→ Material shown
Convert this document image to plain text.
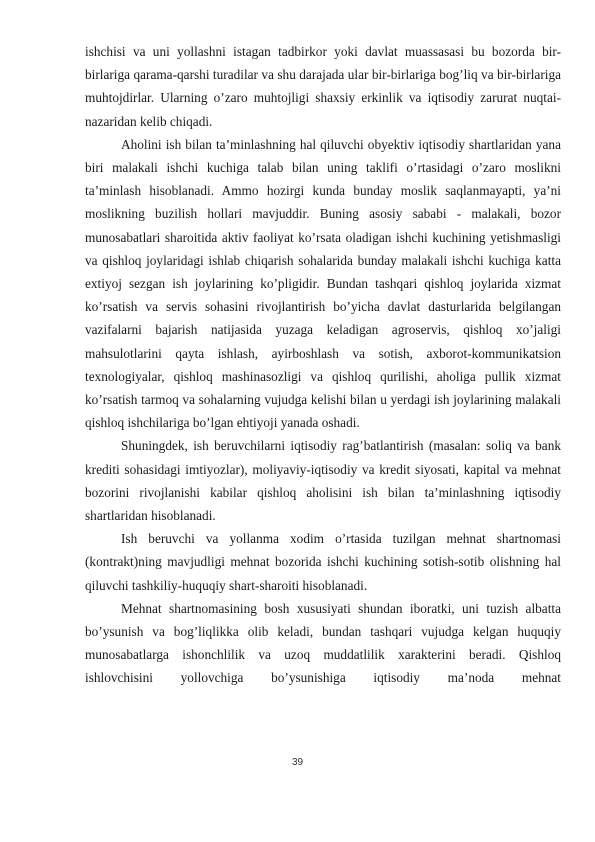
ishchisi va uni yollashni istagan tadbirkor yoki davlat muassasasi bu bozorda bir-birlariga qarama-qarshi turadilar va shu darajada ular bir-birlariga bog’liq va bir-birlariga muhtojdirlar. Ularning o’zaro muhtojligi shaxsiy erkinlik va iqtisodiy zarurat nuqtai-nazaridan kelib chiqadi.

Aholini ish bilan ta’minlashning hal qiluvchi obyektiv iqtisodiy shartlaridan yana biri malakali ishchi kuchiga talab bilan uning taklifi o’rtasidagi o’zaro moslikni ta’minlash hisoblanadi. Ammo hozirgi kunda bunday moslik saqlanmayapti, ya’ni moslikning buzilish hollari mavjuddir. Buning asosiy sababi - malakali, bozor munosabatlari sharoitida aktiv faoliyat ko’rsata oladigan ishchi kuchining yetishmasligi va qishloq joylaridagi ishlab chiqarish sohalarida bunday malakali ishchi kuchiga katta extiyoj sezgan ish joylarining ko’pligidir. Bundan tashqari qishloq joylarida xizmat ko’rsatish va servis sohasini rivojlantirish bo’yicha davlat dasturlarida belgilangan vazifalarni bajarish natijasida yuzaga keladigan agroservis, qishloq xo’jaligi mahsulotlarini qayta ishlash, ayirboshlash va sotish, axborot-kommunikatsion texnologiyalar, qishloq mashinasozligi va qishloq qurilishi, aholiga pullik xizmat ko’rsatish tarmoq va sohalarning vujudga kelishi bilan u yerdagi ish joylarining malakali qishloq ishchilariga bo’lgan ehtiyoji yanada oshadi.

Shuningdek, ish beruvchilarni iqtisodiy rag’batlantirish (masalan: soliq va bank krediti sohasidagi imtiyozlar), moliyaviy-iqtisodiy va kredit siyosati, kapital va mehnat bozorini rivojlanishi kabilar qishloq aholisini ish bilan ta’minlashning iqtisodiy shartlaridan hisoblanadi.

Ish beruvchi va yollanma xodim o’rtasida tuzilgan mehnat shartnomasi (kontrakt)ning mavjudligi mehnat bozorida ishchi kuchining sotish-sotib olishning hal qiluvchi tashkiliy-huquqiy shart-sharoiti hisoblanadi.

Mehnat shartnomasining bosh xususiyati shundan iboratki, uni tuzish albatta bo’ysunish va bog’liqlikka olib keladi, bundan tashqari vujudga kelgan huquqiy munosabatlarga ishonchlilik va uzoq muddatlilik xarakterini beradi. Qishloq ishlovchisini yollovchiga bo’ysunishiga iqtisodiy ma’noda mehnat

39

→ Stated exercise
Pictures are to be left out; repeat all the remaining data exactly.

→ Worked answer
Convert this document image to plain text.
ishchisi va uni yollashni istagan tadbirkor yoki davlat muassasasi bu bozorda bir-birlariga qarama-qarshi turadilar va shu darajada ular bir-birlariga bog’liq va bir-birlariga muhtojdirlar. Ularning o’zaro muhtojligi shaxsiy erkinlik va iqtisodiy zarurat nuqtai-nazaridan kelib chiqadi.

Aholini ish bilan ta’minlashning hal qiluvchi obyektiv iqtisodiy shartlaridan yana biri malakali ishchi kuchiga talab bilan uning taklifi o’rtasidagi o’zaro moslikni ta’minlash hisoblanadi. Ammo hozirgi kunda bunday moslik saqlanmayapti, ya’ni moslikning buzilish hollari mavjuddir. Buning asosiy sababi - malakali, bozor munosabatlari sharoitida aktiv faoliyat ko’rsata oladigan ishchi kuchining yetishmasligi va qishloq joylaridagi ishlab chiqarish sohalarida bunday malakali ishchi kuchiga katta extiyoj sezgan ish joylarining ko’pligidir. Bundan tashqari qishloq joylarida xizmat ko’rsatish va servis sohasini rivojlantirish bo’yicha davlat dasturlarida belgilangan vazifalarni bajarish natijasida yuzaga keladigan agroservis, qishloq xo’jaligi mahsulotlarini qayta ishlash, ayirboshlash va sotish, axborot-kommunikatsion texnologiyalar, qishloq mashinasozligi va qishloq qurilishi, aholiga pullik xizmat ko’rsatish tarmoq va sohalarning vujudga kelishi bilan u yerdagi ish joylarining malakali qishloq ishchilariga bo’lgan ehtiyoji yanada oshadi.

Shuningdek, ish beruvchilarni iqtisodiy rag’batlantirish (masalan: soliq va bank krediti sohasidagi imtiyozlar), moliyaviy-iqtisodiy va kredit siyosati, kapital va mehnat bozorini rivojlanishi kabilar qishloq aholisini ish bilan ta’minlashning iqtisodiy shartlaridan hisoblanadi.

Ish beruvchi va yollanma xodim o’rtasida tuzilgan mehnat shartnomasi (kontrakt)ning mavjudligi mehnat bozorida ishchi kuchining sotish-sotib olishning hal qiluvchi tashkiliy-huquqiy shart-sharoiti hisoblanadi.

Mehnat shartnomasining bosh xususiyati shundan iboratki, uni tuzish albatta bo’ysunish va bog’liqlikka olib keladi, bundan tashqari vujudga kelgan huquqiy munosabatlarga ishonchlilik va uzoq muddatlilik xarakterini beradi. Qishloq ishlovchisini yollovchiga bo’ysunishiga iqtisodiy ma’noda mehnat

39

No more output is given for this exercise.